> [Raw data]

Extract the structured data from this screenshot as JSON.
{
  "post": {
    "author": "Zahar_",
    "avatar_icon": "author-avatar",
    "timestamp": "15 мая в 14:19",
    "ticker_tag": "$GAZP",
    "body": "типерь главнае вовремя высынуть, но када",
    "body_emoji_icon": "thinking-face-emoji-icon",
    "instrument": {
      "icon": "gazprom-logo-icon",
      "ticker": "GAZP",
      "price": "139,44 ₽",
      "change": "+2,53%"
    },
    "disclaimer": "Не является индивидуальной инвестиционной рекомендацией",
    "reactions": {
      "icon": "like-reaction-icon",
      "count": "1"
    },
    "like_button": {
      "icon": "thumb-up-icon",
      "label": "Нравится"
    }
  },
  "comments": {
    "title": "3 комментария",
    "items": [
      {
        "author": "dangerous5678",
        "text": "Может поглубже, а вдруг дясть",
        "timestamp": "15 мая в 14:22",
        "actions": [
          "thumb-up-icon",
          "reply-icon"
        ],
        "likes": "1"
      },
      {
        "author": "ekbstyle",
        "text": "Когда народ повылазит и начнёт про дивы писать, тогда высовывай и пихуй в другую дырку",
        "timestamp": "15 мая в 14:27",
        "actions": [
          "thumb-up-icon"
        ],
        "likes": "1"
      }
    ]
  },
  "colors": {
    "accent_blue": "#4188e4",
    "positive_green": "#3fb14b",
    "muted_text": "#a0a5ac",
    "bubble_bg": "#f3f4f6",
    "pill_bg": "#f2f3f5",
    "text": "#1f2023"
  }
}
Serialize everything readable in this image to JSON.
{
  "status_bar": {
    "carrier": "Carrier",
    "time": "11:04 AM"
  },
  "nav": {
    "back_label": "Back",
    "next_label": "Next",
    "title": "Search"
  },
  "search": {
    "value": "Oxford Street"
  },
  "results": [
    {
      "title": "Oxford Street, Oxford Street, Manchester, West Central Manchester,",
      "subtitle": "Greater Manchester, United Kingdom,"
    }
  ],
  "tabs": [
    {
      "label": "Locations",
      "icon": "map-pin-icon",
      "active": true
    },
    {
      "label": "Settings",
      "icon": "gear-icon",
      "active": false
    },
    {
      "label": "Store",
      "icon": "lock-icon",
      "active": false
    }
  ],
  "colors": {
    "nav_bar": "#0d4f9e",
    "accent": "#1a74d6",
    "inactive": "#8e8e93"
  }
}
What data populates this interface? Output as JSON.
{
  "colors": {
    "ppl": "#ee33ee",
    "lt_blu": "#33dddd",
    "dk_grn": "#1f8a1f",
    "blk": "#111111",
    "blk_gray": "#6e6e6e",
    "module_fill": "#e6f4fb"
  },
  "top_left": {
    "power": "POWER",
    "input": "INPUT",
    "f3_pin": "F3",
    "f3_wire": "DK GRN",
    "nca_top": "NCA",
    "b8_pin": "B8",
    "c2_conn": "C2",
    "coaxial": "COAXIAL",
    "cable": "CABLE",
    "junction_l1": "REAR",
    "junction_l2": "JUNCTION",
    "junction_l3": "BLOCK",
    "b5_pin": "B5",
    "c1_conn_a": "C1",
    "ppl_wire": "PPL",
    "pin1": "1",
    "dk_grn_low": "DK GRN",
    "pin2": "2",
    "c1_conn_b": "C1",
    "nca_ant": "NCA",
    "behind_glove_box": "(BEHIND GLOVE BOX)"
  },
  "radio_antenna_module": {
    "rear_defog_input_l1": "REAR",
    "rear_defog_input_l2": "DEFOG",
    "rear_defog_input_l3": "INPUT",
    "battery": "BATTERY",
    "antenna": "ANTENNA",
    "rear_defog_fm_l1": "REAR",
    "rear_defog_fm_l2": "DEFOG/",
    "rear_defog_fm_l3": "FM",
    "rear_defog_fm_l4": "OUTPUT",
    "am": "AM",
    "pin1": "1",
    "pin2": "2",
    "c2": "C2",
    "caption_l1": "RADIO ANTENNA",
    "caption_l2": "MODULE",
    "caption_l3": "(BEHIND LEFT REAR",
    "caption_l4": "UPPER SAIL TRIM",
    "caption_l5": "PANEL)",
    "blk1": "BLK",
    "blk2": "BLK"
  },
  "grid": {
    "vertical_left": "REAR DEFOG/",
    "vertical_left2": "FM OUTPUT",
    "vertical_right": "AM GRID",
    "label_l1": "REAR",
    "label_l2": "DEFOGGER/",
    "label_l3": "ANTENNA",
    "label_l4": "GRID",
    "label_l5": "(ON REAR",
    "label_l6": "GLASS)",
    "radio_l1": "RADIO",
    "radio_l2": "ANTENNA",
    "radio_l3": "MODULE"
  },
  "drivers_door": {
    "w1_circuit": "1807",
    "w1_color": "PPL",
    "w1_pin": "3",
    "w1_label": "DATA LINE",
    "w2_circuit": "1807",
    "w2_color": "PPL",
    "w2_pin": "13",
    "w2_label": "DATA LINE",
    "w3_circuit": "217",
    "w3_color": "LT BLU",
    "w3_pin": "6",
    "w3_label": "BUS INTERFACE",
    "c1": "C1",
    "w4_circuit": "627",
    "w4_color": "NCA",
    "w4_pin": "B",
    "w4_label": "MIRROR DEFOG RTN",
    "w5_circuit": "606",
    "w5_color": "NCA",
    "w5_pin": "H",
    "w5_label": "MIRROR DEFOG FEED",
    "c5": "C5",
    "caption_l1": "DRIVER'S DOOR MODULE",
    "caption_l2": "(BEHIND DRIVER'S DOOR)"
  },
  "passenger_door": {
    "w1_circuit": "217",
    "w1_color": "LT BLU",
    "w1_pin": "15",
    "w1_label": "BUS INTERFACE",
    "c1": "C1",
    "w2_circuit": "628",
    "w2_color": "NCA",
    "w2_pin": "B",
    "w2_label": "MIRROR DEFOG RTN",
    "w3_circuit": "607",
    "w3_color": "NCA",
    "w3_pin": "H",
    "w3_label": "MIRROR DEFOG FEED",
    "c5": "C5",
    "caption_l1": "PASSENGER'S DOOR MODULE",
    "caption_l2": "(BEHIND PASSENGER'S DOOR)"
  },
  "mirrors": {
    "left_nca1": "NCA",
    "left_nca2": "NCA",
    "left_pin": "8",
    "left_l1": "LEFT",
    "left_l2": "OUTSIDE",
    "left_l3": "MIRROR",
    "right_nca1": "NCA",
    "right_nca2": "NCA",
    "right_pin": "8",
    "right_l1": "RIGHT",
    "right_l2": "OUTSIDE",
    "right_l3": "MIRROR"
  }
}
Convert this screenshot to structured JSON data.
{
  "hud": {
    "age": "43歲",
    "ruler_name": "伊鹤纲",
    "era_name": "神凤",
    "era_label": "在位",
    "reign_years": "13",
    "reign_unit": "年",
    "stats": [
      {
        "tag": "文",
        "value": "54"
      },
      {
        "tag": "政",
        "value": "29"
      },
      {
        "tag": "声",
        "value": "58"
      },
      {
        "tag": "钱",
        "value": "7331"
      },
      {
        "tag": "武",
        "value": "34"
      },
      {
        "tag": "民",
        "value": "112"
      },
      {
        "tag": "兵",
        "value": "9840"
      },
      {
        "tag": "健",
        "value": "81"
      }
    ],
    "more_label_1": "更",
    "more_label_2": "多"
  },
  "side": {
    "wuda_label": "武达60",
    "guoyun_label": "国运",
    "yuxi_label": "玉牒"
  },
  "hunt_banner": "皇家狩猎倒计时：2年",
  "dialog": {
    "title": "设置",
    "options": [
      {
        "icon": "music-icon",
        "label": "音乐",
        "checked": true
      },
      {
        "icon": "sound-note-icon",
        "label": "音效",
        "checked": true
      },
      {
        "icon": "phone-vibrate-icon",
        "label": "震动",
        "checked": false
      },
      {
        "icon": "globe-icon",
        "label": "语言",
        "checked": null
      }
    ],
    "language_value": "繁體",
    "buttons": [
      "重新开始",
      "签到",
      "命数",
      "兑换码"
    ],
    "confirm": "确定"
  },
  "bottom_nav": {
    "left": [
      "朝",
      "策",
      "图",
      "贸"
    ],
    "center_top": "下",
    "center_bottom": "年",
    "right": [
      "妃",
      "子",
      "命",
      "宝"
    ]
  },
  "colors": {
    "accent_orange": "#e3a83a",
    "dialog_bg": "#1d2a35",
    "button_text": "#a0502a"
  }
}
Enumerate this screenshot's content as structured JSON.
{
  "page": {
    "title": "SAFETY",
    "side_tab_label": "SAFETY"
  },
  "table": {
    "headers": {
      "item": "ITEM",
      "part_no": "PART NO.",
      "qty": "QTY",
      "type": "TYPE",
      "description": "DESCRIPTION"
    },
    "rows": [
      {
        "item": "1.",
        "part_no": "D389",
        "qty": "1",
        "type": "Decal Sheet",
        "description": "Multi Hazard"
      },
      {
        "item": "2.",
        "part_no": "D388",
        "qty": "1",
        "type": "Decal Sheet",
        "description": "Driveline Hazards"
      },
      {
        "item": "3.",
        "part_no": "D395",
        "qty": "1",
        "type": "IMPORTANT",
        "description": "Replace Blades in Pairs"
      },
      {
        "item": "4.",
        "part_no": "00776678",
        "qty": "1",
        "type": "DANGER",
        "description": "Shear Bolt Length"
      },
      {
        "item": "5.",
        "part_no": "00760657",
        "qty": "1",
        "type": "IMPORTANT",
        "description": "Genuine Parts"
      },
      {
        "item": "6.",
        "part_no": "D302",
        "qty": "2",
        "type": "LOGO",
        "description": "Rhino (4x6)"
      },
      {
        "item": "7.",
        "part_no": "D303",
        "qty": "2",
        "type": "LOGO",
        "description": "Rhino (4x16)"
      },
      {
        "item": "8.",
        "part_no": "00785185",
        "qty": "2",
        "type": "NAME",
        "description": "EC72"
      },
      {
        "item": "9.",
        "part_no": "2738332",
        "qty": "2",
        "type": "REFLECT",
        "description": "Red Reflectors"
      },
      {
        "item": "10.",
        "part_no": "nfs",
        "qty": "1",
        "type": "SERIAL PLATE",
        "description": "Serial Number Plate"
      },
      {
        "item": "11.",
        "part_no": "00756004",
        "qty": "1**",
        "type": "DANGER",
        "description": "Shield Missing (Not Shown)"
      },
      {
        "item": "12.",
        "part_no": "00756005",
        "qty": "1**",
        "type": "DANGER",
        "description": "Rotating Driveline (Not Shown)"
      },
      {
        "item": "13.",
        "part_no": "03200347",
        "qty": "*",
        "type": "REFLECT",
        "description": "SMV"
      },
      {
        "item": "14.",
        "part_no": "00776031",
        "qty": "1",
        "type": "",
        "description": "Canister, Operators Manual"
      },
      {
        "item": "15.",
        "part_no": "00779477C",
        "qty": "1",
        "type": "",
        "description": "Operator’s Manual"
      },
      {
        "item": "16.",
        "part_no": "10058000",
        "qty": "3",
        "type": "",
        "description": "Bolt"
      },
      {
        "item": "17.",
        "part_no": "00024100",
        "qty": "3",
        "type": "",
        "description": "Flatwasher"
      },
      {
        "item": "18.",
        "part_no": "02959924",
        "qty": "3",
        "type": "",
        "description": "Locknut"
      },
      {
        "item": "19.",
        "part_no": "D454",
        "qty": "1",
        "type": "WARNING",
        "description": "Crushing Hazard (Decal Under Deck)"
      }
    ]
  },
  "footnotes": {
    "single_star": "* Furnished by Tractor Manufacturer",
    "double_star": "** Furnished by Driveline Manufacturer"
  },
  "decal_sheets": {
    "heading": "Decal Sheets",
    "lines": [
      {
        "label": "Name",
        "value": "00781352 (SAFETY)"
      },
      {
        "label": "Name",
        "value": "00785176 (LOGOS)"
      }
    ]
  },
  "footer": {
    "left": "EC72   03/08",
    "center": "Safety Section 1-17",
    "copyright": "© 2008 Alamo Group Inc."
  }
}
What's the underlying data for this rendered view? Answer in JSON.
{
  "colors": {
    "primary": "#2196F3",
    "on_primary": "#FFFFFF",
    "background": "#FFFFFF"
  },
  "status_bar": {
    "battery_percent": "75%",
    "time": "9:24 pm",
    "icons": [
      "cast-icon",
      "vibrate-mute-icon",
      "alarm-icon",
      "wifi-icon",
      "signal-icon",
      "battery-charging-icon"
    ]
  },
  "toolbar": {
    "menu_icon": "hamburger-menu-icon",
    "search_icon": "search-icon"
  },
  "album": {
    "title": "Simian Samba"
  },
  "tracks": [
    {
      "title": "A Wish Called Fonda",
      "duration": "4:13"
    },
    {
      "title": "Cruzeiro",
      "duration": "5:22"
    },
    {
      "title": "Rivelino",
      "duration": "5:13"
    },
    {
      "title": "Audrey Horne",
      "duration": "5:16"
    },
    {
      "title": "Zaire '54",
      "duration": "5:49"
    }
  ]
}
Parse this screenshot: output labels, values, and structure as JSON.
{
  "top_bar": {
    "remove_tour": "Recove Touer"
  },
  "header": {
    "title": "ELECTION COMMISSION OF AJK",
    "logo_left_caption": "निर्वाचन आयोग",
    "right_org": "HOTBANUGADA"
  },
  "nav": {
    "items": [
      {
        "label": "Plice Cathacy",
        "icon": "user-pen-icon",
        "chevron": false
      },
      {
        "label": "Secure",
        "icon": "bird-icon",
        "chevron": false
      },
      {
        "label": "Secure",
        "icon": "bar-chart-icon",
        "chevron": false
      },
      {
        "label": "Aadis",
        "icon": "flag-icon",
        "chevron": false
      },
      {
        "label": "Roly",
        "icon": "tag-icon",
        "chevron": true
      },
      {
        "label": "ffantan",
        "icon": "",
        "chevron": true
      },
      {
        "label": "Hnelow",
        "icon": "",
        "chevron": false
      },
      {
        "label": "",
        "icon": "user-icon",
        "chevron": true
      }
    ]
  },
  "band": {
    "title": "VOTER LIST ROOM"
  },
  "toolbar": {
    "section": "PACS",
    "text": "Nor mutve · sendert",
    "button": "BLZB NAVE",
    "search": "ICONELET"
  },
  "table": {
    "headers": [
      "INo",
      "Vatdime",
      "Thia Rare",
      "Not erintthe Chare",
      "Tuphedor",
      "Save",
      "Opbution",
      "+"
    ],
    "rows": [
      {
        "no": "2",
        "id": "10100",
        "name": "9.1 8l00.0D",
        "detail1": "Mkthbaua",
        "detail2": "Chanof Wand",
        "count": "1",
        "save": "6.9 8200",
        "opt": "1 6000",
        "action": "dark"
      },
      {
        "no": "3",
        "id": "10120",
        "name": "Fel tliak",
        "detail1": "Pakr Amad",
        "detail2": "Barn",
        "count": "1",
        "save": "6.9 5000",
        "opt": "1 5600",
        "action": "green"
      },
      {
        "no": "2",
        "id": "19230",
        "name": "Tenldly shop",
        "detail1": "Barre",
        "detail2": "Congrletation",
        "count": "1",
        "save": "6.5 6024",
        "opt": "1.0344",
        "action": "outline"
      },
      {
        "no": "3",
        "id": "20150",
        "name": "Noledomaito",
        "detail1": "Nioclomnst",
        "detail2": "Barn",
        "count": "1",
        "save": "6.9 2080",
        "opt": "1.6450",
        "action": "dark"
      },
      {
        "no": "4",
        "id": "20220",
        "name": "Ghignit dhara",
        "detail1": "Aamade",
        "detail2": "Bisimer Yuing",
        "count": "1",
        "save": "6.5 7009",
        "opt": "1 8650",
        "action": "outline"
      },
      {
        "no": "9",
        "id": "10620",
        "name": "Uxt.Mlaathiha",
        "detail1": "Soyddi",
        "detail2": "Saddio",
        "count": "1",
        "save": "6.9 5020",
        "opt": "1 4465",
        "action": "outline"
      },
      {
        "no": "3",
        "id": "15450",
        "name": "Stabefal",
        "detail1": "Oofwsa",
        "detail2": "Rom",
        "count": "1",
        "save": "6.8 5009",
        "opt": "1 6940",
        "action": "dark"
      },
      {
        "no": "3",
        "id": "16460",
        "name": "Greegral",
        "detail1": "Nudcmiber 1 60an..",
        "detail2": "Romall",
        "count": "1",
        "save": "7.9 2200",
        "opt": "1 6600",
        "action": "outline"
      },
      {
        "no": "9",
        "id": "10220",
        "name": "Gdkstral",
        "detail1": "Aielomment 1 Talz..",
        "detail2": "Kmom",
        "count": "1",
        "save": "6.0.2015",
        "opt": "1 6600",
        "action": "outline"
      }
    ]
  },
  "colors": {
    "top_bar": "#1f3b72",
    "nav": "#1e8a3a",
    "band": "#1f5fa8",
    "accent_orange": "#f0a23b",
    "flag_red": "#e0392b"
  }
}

> [Exercise aim]
Extract every line above that contains the word "Bolt".

> [Complete response]
        "description": "Shear Bolt Length"
        "description": "Bolt"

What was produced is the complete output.